# start of Input records
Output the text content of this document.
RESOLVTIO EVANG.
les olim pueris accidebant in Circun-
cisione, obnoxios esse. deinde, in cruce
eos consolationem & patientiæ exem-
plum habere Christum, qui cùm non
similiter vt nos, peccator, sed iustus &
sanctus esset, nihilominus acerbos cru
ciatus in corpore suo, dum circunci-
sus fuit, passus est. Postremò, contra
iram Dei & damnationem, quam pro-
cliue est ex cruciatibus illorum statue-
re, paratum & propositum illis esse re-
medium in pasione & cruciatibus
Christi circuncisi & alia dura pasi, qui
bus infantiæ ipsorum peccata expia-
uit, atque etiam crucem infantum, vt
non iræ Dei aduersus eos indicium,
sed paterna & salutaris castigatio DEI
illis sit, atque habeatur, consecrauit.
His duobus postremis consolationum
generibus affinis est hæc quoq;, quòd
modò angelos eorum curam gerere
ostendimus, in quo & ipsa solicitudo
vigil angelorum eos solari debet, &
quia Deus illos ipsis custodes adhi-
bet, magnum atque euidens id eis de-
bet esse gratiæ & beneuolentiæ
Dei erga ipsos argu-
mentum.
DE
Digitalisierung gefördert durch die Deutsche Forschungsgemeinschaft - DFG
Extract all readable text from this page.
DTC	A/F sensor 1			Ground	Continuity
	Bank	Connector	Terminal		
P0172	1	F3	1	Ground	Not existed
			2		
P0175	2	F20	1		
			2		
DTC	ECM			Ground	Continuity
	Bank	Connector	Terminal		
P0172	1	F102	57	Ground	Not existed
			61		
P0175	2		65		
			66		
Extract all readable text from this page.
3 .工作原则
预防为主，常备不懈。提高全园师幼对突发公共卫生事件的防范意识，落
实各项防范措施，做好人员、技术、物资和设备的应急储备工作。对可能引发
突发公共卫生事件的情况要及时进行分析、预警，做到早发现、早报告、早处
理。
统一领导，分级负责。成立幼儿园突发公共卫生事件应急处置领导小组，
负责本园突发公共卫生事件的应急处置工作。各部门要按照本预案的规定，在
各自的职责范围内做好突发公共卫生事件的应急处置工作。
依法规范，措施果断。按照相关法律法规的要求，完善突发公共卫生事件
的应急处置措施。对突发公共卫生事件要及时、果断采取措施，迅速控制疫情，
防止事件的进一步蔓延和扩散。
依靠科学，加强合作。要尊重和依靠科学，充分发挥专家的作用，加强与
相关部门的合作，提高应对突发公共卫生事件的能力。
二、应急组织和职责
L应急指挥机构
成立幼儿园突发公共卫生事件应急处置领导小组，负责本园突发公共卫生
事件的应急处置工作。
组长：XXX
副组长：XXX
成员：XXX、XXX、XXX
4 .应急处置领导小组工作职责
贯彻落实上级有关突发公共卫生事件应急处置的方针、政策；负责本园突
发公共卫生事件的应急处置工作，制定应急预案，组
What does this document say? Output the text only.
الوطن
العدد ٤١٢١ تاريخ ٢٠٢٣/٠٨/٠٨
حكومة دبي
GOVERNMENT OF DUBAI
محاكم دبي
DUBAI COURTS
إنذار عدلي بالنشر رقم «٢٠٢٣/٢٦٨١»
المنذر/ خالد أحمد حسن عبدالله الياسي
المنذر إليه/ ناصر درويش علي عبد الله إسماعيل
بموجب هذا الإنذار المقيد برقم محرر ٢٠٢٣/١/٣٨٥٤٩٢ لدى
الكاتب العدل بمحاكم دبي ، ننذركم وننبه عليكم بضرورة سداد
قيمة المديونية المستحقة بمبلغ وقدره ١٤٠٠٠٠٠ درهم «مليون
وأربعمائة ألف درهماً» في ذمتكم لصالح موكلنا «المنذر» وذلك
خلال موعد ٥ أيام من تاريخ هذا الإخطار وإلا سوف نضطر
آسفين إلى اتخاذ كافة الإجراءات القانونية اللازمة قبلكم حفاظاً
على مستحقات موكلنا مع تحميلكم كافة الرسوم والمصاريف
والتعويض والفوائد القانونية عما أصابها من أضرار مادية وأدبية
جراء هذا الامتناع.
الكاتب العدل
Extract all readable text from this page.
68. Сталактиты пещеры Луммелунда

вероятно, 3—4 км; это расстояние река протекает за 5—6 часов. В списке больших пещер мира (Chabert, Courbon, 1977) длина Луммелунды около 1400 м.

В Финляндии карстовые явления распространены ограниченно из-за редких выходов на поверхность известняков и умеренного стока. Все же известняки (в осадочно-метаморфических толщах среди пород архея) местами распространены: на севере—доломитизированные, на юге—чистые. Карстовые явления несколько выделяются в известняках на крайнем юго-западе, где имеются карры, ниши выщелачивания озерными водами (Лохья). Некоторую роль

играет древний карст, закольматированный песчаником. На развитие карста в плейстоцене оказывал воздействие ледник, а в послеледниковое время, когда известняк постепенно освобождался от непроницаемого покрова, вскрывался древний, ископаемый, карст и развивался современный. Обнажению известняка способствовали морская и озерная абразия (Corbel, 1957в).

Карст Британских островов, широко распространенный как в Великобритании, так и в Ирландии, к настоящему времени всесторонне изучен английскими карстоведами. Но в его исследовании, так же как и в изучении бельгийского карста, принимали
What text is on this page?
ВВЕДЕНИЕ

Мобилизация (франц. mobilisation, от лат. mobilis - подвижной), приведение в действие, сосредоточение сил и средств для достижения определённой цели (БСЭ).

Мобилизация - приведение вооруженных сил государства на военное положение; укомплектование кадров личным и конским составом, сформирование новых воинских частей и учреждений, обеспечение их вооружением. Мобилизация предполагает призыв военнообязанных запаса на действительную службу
# end of Input records
=== Problem requirements ===
Every record should be given again exactly.

=== Solution ===
Output the text content of this document.
RESOLVTIO EVANG.
les olim pueris accidebant in Circun-
cisione, obnoxios esse. deinde, in cruce
eos consolationem & patientiæ exem-
plum habere Christum, qui cùm non
similiter vt nos, peccator, sed iustus &
sanctus esset, nihilominus acerbos cru
ciatus in corpore suo, dum circunci-
sus fuit, passus est. Postremò, contra
iram Dei & damnationem, quam pro-
cliue est ex cruciatibus illorum statue-
re, paratum & propositum illis esse re-
medium in pasione & cruciatibus
Christi circuncisi & alia dura pasi, qui
bus infantiæ ipsorum peccata expia-
uit, atque etiam crucem infantum, vt
non iræ Dei aduersus eos indicium,
sed paterna & salutaris castigatio DEI
illis sit, atque habeatur, consecrauit.
His duobus postremis consolationum
generibus affinis est hæc quoq;, quòd
modò angelos eorum curam gerere
ostendimus, in quo & ipsa solicitudo
vigil angelorum eos solari debet, &
quia Deus illos ipsis custodes adhi-
bet, magnum atque euidens id eis de-
bet esse gratiæ & beneuolentiæ
Dei erga ipsos argu-
mentum.
DE
Digitalisierung gefördert durch die Deutsche Forschungsgemeinschaft - DFG
Extract all readable text from this page.
DTC	A/F sensor 1			Ground	Continuity
	Bank	Connector	Terminal		
P0172	1	F3	1	Ground	Not existed
			2		
P0175	2	F20	1		
			2		
DTC	ECM			Ground	Continuity
	Bank	Connector	Terminal		
P0172	1	F102	57	Ground	Not existed
			61		
P0175	2		65		
			66		
Extract all readable text from this page.
3 .工作原则
预防为主，常备不懈。提高全园师幼对突发公共卫生事件的防范意识，落
实各项防范措施，做好人员、技术、物资和设备的应急储备工作。对可能引发
突发公共卫生事件的情况要及时进行分析、预警，做到早发现、早报告、早处
理。
统一领导，分级负责。成立幼儿园突发公共卫生事件应急处置领导小组，
负责本园突发公共卫生事件的应急处置工作。各部门要按照本预案的规定，在
各自的职责范围内做好突发公共卫生事件的应急处置工作。
依法规范，措施果断。按照相关法律法规的要求，完善突发公共卫生事件
的应急处置措施。对突发公共卫生事件要及时、果断采取措施，迅速控制疫情，
防止事件的进一步蔓延和扩散。
依靠科学，加强合作。要尊重和依靠科学，充分发挥专家的作用，加强与
相关部门的合作，提高应对突发公共卫生事件的能力。
二、应急组织和职责
L应急指挥机构
成立幼儿园突发公共卫生事件应急处置领导小组，负责本园突发公共卫生
事件的应急处置工作。
组长：XXX
副组长：XXX
成员：XXX、XXX、XXX
4 .应急处置领导小组工作职责
贯彻落实上级有关突发公共卫生事件应急处置的方针、政策；负责本园突
发公共卫生事件的应急处置工作，制定应急预案，组
What does this document say? Output the text only.
الوطن
العدد ٤١٢١ تاريخ ٢٠٢٣/٠٨/٠٨
حكومة دبي
GOVERNMENT OF DUBAI
محاكم دبي
DUBAI COURTS
إنذار عدلي بالنشر رقم «٢٠٢٣/٢٦٨١»
المنذر/ خالد أحمد حسن عبدالله الياسي
المنذر إليه/ ناصر درويش علي عبد الله إسماعيل
بموجب هذا الإنذار المقيد برقم محرر ٢٠٢٣/١/٣٨٥٤٩٢ لدى
الكاتب العدل بمحاكم دبي ، ننذركم وننبه عليكم بضرورة سداد
قيمة المديونية المستحقة بمبلغ وقدره ١٤٠٠٠٠٠ درهم «مليون
وأربعمائة ألف درهماً» في ذمتكم لصالح موكلنا «المنذر» وذلك
خلال موعد ٥ أيام من تاريخ هذا الإخطار وإلا سوف نضطر
آسفين إلى اتخاذ كافة الإجراءات القانونية اللازمة قبلكم حفاظاً
على مستحقات موكلنا مع تحميلكم كافة الرسوم والمصاريف
والتعويض والفوائد القانونية عما أصابها من أضرار مادية وأدبية
جراء هذا الامتناع.
الكاتب العدل
Extract all readable text from this page.
68. Сталактиты пещеры Луммелунда

вероятно, 3—4 км; это расстояние река протекает за 5—6 часов. В списке больших пещер мира (Chabert, Courbon, 1977) длина Луммелунды около 1400 м.

В Финляндии карстовые явления распространены ограниченно из-за редких выходов на поверхность известняков и умеренного стока. Все же известняки (в осадочно-метаморфических толщах среди пород архея) местами распространены: на севере—доломитизированные, на юге—чистые. Карстовые явления несколько выделяются в известняках на крайнем юго-западе, где имеются карры, ниши выщелачивания озерными водами (Лохья). Некоторую роль

играет древний карст, закольматированный песчаником. На развитие карста в плейстоцене оказывал воздействие ледник, а в послеледниковое время, когда известняк постепенно освобождался от непроницаемого покрова, вскрывался древний, ископаемый, карст и развивался современный. Обнажению известняка способствовали морская и озерная абразия (Corbel, 1957в).

Карст Британских островов, широко распространенный как в Великобритании, так и в Ирландии, к настоящему времени всесторонне изучен английскими карстоведами. Но в его исследовании, так же как и в изучении бельгийского карста, принимали
What text is on this page?
ВВЕДЕНИЕ

Мобилизация (франц. mobilisation, от лат. mobilis - подвижной), приведение в действие, сосредоточение сил и средств для достижения определённой цели (БСЭ).

Мобилизация - приведение вооруженных сил государства на военное положение; укомплектование кадров личным и конским составом, сформирование новых воинских частей и учреждений, обеспечение их вооружением. Мобилизация предполагает призыв военнообязанных запаса на действительную службу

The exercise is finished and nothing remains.